[BEGIN DATA ROWS]

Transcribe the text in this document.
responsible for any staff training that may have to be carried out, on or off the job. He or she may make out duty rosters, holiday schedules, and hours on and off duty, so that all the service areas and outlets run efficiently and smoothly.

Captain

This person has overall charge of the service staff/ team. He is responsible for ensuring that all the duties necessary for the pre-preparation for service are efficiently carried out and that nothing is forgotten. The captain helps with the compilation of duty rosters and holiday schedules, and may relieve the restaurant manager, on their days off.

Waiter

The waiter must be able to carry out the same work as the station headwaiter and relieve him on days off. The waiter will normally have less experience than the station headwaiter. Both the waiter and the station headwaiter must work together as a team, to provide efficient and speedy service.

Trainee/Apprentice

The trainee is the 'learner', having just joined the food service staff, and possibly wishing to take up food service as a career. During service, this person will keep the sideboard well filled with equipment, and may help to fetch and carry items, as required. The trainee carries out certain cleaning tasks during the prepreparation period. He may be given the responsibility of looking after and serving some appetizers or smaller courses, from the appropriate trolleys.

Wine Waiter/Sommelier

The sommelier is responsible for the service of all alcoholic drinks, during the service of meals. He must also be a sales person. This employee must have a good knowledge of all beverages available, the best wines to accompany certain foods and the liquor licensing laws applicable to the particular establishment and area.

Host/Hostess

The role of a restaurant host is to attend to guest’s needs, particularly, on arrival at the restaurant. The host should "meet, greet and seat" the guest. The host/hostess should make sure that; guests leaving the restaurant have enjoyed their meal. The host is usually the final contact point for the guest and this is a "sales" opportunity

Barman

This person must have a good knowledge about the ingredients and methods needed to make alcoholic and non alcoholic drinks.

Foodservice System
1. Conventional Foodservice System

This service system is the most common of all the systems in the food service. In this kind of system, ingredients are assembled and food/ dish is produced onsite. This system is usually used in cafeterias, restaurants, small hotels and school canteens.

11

[END DATA ROWS]

EXERCISE DETAILS: Each line of the material should be echoed exactly.

SOLUTION TO THE EXERCISE:
Transcribe the text in this document.
responsible for any staff training that may have to be carried out, on or off the job. He or she may make out duty rosters, holiday schedules, and hours on and off duty, so that all the service areas and outlets run efficiently and smoothly.

Captain

This person has overall charge of the service staff/ team. He is responsible for ensuring that all the duties necessary for the pre-preparation for service are efficiently carried out and that nothing is forgotten. The captain helps with the compilation of duty rosters and holiday schedules, and may relieve the restaurant manager, on their days off.

Waiter

The waiter must be able to carry out the same work as the station headwaiter and relieve him on days off. The waiter will normally have less experience than the station headwaiter. Both the waiter and the station headwaiter must work together as a team, to provide efficient and speedy service.

Trainee/Apprentice

The trainee is the 'learner', having just joined the food service staff, and possibly wishing to take up food service as a career. During service, this person will keep the sideboard well filled with equipment, and may help to fetch and carry items, as required. The trainee carries out certain cleaning tasks during the prepreparation period. He may be given the responsibility of looking after and serving some appetizers or smaller courses, from the appropriate trolleys.

Wine Waiter/Sommelier

The sommelier is responsible for the service of all alcoholic drinks, during the service of meals. He must also be a sales person. This employee must have a good knowledge of all beverages available, the best wines to accompany certain foods and the liquor licensing laws applicable to the particular establishment and area.

Host/Hostess

The role of a restaurant host is to attend to guest’s needs, particularly, on arrival at the restaurant. The host should "meet, greet and seat" the guest. The host/hostess should make sure that; guests leaving the restaurant have enjoyed their meal. The host is usually the final contact point for the guest and this is a "sales" opportunity

Barman

This person must have a good knowledge about the ingredients and methods needed to make alcoholic and non alcoholic drinks.

Foodservice System
1. Conventional Foodservice System

This service system is the most common of all the systems in the food service. In this kind of system, ingredients are assembled and food/ dish is produced onsite. This system is usually used in cafeterias, restaurants, small hotels and school canteens.

11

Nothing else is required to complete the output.